» WHAT TO DO: Copy the stretch of the Atul Rai excerpt from "In the 2019" through "jail since then." word for word.

» EXCERPT:
++++++
Atul is an Indian politician and a former member of Parliament from the Ghosi constituency in Uttar Pradesh. According to his election filing he had assets worth more than rupees.

==Early life==
Atul Rai was born on 20 February 1982 in Birpur village of Ghazipur district in Uttar Pradesh in a Bhumihar family. His father, Bharat Singh Rai, was an employee of Diesel Locomotive Works in Varanasi. Atul got his early education from Kendriya Vidyalaya, DLW, Varanasi. He graduated from Harish Chandra Postgraduate College, Varanasi. After graduation, he started his own business.

His brother is Pawan Kumar Rai, and his wife is Priyanka Singh.

==Political career==
Atul Rai joined Bahujan Samaj Party in 2015. He contested the assembly election of Uttar Pradesh in 2017 from Zamania (Assembly constituency) and garnered 67,559 votes. In his first election, he lost a close contest with 9,264 votes.

In the 2019 General Lok sabha election, Atul Rai Contested the Parliament election from Ghosi Loksabha Constituency and won the election by a margin of 122000+votes.

He was dropped in 2024.

==Rape allegations==

In May 2019, a woman accused Atul Rai of rape at his home in Varanasi. Mr. Rai, who denied the accusation, was arrested a month later and has been in jail since then.

In November 2020, Atul Rai's brother registered a police complaint accusing the victim of committing forgery. The woman called the accusations as harassment and an attempt to force her to withdraw the rape charge. However, the court, in August 2021, issued a non-bailable arrest warrant against her.

In desperation, the woman and a male friend travelled from their state in Uttar Pradesh to the capital, Delhi, and on 16 August 2021, self-immolated themselves outside India's Supreme Court. They were live on Facebook as they sprinkled petrol on themselves and lit the fire. Before setting themselves alight, the duo named several police officials, including then SSP Varanasi Amit Pathak and CO Bhelupur Amrendra Singh, and a judge of MPMLA court Prayagraj, accusing them of conspiring with Mr. Rai.

The man died at the hospital on Saturday, 21 August 2021. The woman succumbed to her death on the evening of Tuesday, 24 August 2021.

After this incident, the Yogi Adityanath government registered an FIR against Rai and ex-IPS Amitabh Thakur, who had announced to contest the election against Yogi Adityanath while leaving everyone else. Thakur was arrested immediately after the registration of the FIR in a highly contentious manner. Thakur called this a targeted and selective political vendetta. The case is presently in Court.
++++++
[Document understanding data]

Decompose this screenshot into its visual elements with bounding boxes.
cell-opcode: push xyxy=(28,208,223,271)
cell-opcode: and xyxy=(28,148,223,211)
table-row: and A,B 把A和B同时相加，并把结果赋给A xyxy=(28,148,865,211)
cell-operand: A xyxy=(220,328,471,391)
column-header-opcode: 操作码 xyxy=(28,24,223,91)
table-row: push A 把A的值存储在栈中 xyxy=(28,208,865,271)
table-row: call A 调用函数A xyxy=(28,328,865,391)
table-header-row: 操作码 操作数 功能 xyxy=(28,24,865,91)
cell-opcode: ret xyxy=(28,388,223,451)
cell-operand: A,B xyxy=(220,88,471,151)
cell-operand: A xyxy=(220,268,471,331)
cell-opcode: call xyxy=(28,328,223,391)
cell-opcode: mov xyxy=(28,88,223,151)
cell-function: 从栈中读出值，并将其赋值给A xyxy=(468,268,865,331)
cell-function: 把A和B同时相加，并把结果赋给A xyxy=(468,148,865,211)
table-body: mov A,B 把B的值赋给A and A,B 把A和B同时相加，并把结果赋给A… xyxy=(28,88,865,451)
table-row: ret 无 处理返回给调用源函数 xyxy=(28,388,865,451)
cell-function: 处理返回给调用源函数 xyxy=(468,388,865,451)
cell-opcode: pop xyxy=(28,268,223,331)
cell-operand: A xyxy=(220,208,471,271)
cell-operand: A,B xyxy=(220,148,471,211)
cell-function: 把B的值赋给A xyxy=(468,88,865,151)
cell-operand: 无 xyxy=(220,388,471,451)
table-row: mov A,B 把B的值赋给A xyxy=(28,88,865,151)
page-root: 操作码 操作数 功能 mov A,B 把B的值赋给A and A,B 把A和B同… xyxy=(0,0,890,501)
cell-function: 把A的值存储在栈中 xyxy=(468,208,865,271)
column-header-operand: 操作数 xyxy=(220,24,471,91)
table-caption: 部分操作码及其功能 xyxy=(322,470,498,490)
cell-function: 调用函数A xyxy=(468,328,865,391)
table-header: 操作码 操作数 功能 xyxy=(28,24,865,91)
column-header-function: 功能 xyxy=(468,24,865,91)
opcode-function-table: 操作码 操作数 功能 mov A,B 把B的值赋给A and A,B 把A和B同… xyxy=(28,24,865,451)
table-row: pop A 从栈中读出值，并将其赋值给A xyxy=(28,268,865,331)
++++++
» SOLUTION TO THIS TASK:
In the 2019 General Lok sabha election, Atul Rai Contested the Parliament election from Ghosi Loksabha Constituency and won the election by a margin of 122000+votes.

He was dropped in 2024.

==Rape allegations==

In May 2019, a woman accused Atul Rai of rape at his home in Varanasi. Mr. Rai, who denied the accusation, was arrested a month later and has been in jail since then.